**RAW RECORDS**
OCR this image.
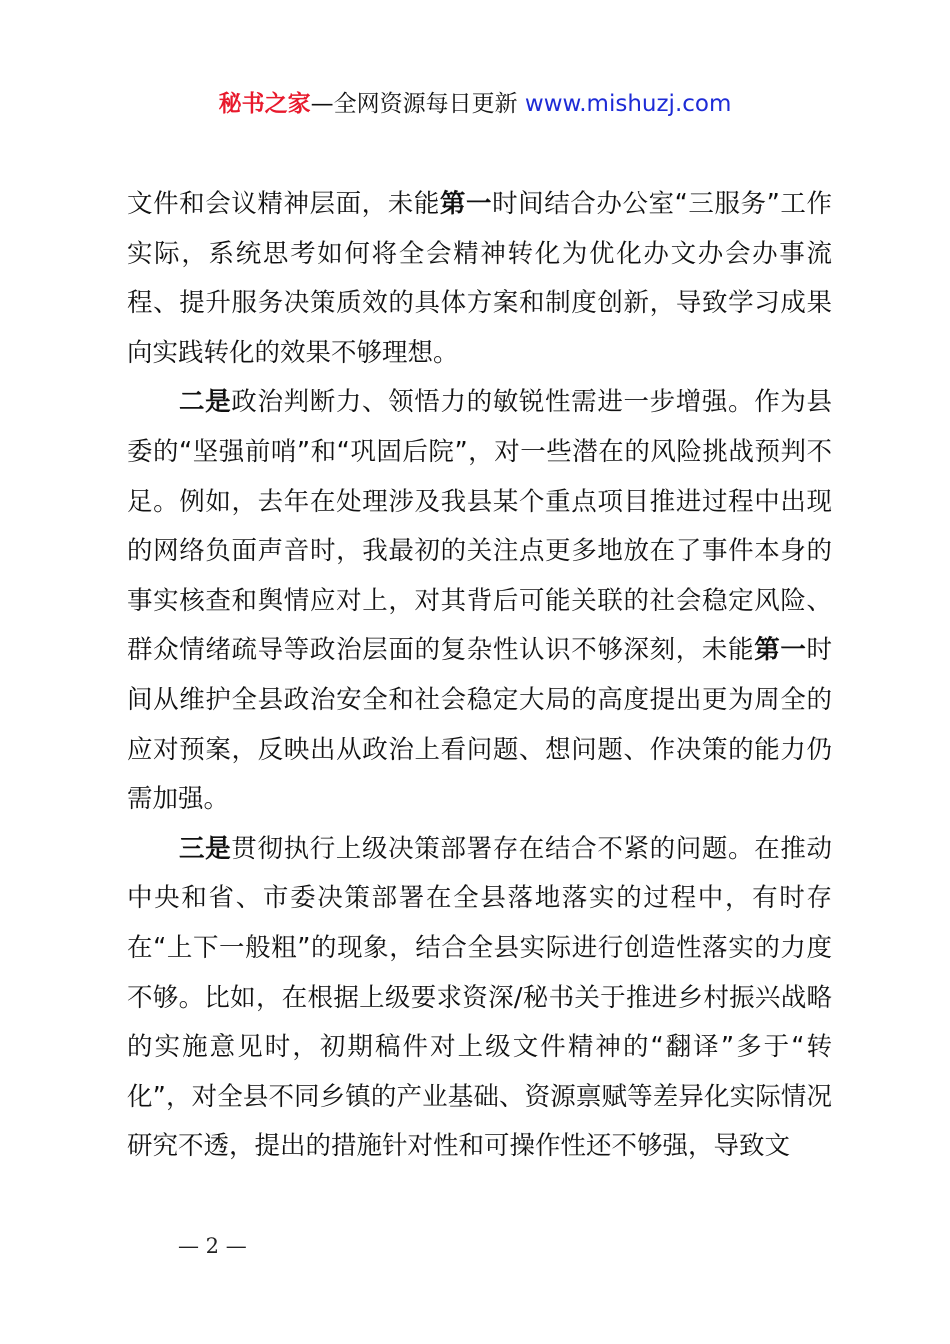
秘书之家—全网资源每日更新 www.mishuzj.com

文件和会议精神层面，未能第一时间结合办公室“三服务”工作实际，系统思考如何将全会精神转化为优化办文办会办事流程、提升服务决策质效的具体方案和制度创新，导致学习成果向实践转化的效果不够理想。

二是政治判断力、领悟力的敏锐性需进一步增强。作为县委的“坚强前哨”和“巩固后院”，对一些潜在的风险挑战预判不足。例如，去年在处理涉及我县某个重点项目推进过程中出现的网络负面声音时，我最初的关注点更多地放在了事件本身的事实核查和舆情应对上，对其背后可能关联的社会稳定风险、群众情绪疏导等政治层面的复杂性认识不够深刻，未能第一时间从维护全县政治安全和社会稳定大局的高度提出更为周全的应对预案，反映出从政治上看问题、想问题、作决策的能力仍需加强。

三是贯彻执行上级决策部署存在结合不紧的问题。在推动中央和省、市委决策部署在全县落地落实的过程中，有时存在“上下一般粗”的现象，结合全县实际进行创造性落实的力度不够。比如，在根据上级要求资深/秘书关于推进乡村振兴战略的实施意见时，初期稿件对上级文件精神的“翻译”多于“转化”，对全县不同乡镇的产业基础、资源禀赋等差异化实际情况研究不透，提出的措施针对性和可操作性还不够强，导致文

— 2 —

**JOB**
Keep the pictures out of the copy and return the rest of the data above exactly.

**TASK OUTPUT**
OCR this image.
秘书之家—全网资源每日更新 www.mishuzj.com

文件和会议精神层面，未能第一时间结合办公室“三服务”工作实际，系统思考如何将全会精神转化为优化办文办会办事流程、提升服务决策质效的具体方案和制度创新，导致学习成果向实践转化的效果不够理想。

二是政治判断力、领悟力的敏锐性需进一步增强。作为县委的“坚强前哨”和“巩固后院”，对一些潜在的风险挑战预判不足。例如，去年在处理涉及我县某个重点项目推进过程中出现的网络负面声音时，我最初的关注点更多地放在了事件本身的事实核查和舆情应对上，对其背后可能关联的社会稳定风险、群众情绪疏导等政治层面的复杂性认识不够深刻，未能第一时间从维护全县政治安全和社会稳定大局的高度提出更为周全的应对预案，反映出从政治上看问题、想问题、作决策的能力仍需加强。

三是贯彻执行上级决策部署存在结合不紧的问题。在推动中央和省、市委决策部署在全县落地落实的过程中，有时存在“上下一般粗”的现象，结合全县实际进行创造性落实的力度不够。比如，在根据上级要求资深/秘书关于推进乡村振兴战略的实施意见时，初期稿件对上级文件精神的“翻译”多于“转化”，对全县不同乡镇的产业基础、资源禀赋等差异化实际情况研究不透，提出的措施针对性和可操作性还不够强，导致文

— 2 —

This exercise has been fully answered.